Provide a single number: the count of lines containing the string "Under".

Records excerpted from a collection
***

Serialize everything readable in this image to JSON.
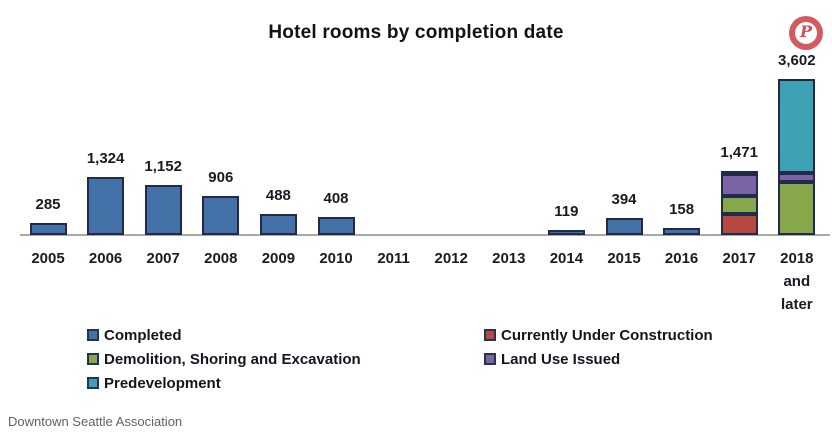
{
  "header": {
    "title": "Hotel rooms by completion date"
  },
  "pinterest": {
    "label": "P",
    "badge_color": "#d25b61"
  },
  "source": {
    "text": "Downtown Seattle Association"
  },
  "legend": {
    "columns": [
      {
        "items": [
          {
            "label": "Completed",
            "color": "#4472a8"
          },
          {
            "label": "Demolition, Shoring and Excavation",
            "color": "#87a84a"
          },
          {
            "label": "Predevelopment",
            "color": "#3ea2b5"
          }
        ]
      },
      {
        "items": [
          {
            "label": "Currently Under Construction",
            "color": "#b5493f"
          },
          {
            "label": "Land Use Issued",
            "color": "#7a64a6"
          }
        ]
      }
    ]
  },
  "chart_data": {
    "type": "bar",
    "stacked": true,
    "title": "Hotel rooms by completion date",
    "xlabel": "",
    "ylabel": "",
    "ylim": [
      0,
      3700
    ],
    "grid": false,
    "legend_position": "bottom-two-columns",
    "categories": [
      "2005",
      "2006",
      "2007",
      "2008",
      "2009",
      "2010",
      "2011",
      "2012",
      "2013",
      "2014",
      "2015",
      "2016",
      "2017",
      "2018 and later"
    ],
    "x_labels": [
      [
        "2005"
      ],
      [
        "2006"
      ],
      [
        "2007"
      ],
      [
        "2008"
      ],
      [
        "2009"
      ],
      [
        "2010"
      ],
      [
        "2011"
      ],
      [
        "2012"
      ],
      [
        "2013"
      ],
      [
        "2014"
      ],
      [
        "2015"
      ],
      [
        "2016"
      ],
      [
        "2017"
      ],
      [
        "2018",
        "and",
        "later"
      ]
    ],
    "series": [
      {
        "name": "Completed",
        "color": "#4472a8",
        "values": [
          285,
          1324,
          1152,
          906,
          488,
          408,
          0,
          0,
          0,
          119,
          394,
          158,
          0,
          0
        ]
      },
      {
        "name": "Currently Under Construction",
        "color": "#b5493f",
        "values": [
          0,
          0,
          0,
          0,
          0,
          0,
          0,
          0,
          0,
          0,
          0,
          0,
          485,
          0
        ]
      },
      {
        "name": "Demolition, Shoring and Excavation",
        "color": "#87a84a",
        "values": [
          0,
          0,
          0,
          0,
          0,
          0,
          0,
          0,
          0,
          0,
          0,
          0,
          415,
          1230
        ]
      },
      {
        "name": "Land Use Issued",
        "color": "#7a64a6",
        "values": [
          0,
          0,
          0,
          0,
          0,
          0,
          0,
          0,
          0,
          0,
          0,
          0,
          508,
          215
        ]
      },
      {
        "name": "Predevelopment",
        "color": "#3ea2b5",
        "values": [
          0,
          0,
          0,
          0,
          0,
          0,
          0,
          0,
          0,
          0,
          0,
          0,
          63,
          2157
        ]
      }
    ],
    "totals_labels": [
      "285",
      "1,324",
      "1,152",
      "906",
      "488",
      "408",
      "",
      "",
      "",
      "119",
      "394",
      "158",
      "1,471",
      "3,602"
    ]
  }
}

***

Output of the exercise:
2